→ **Job**
Reproduce the data that follows in its entirety, character for character.

→ **Exercise material**
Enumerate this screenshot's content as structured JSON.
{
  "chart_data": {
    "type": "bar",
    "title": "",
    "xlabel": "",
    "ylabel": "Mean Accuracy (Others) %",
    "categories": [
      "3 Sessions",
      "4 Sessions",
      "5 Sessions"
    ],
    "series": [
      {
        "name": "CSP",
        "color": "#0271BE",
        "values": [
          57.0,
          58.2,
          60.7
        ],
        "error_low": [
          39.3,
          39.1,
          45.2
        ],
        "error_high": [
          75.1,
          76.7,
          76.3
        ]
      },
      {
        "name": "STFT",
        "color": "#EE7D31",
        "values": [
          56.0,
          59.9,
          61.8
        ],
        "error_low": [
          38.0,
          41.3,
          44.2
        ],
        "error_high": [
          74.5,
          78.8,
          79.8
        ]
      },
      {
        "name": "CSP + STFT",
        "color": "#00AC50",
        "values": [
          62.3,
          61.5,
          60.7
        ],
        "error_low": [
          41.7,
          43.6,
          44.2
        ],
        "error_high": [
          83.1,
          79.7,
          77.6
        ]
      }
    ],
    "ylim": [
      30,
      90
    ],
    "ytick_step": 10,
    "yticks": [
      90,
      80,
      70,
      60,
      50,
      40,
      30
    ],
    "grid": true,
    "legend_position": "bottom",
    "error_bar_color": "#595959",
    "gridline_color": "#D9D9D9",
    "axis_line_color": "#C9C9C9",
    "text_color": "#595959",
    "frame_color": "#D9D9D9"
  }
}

→ **Task solution**
Enumerate this screenshot's content as structured JSON.
{
  "chart_data": {
    "type": "bar",
    "title": "",
    "xlabel": "",
    "ylabel": "Mean Accuracy (Others) %",
    "categories": [
      "3 Sessions",
      "4 Sessions",
      "5 Sessions"
    ],
    "series": [
      {
        "name": "CSP",
        "color": "#0271BE",
        "values": [
          57.0,
          58.2,
          60.7
        ],
        "error_low": [
          39.3,
          39.1,
          45.2
        ],
        "error_high": [
          75.1,
          76.7,
          76.3
        ]
      },
      {
        "name": "STFT",
        "color": "#EE7D31",
        "values": [
          56.0,
          59.9,
          61.8
        ],
        "error_low": [
          38.0,
          41.3,
          44.2
        ],
        "error_high": [
          74.5,
          78.8,
          79.8
        ]
      },
      {
        "name": "CSP + STFT",
        "color": "#00AC50",
        "values": [
          62.3,
          61.5,
          60.7
        ],
        "error_low": [
          41.7,
          43.6,
          44.2
        ],
        "error_high": [
          83.1,
          79.7,
          77.6
        ]
      }
    ],
    "ylim": [
      30,
      90
    ],
    "ytick_step": 10,
    "yticks": [
      90,
      80,
      70,
      60,
      50,
      40,
      30
    ],
    "grid": true,
    "legend_position": "bottom",
    "error_bar_color": "#595959",
    "gridline_color": "#D9D9D9",
    "axis_line_color": "#C9C9C9",
    "text_color": "#595959",
    "frame_color": "#D9D9D9"
  }
}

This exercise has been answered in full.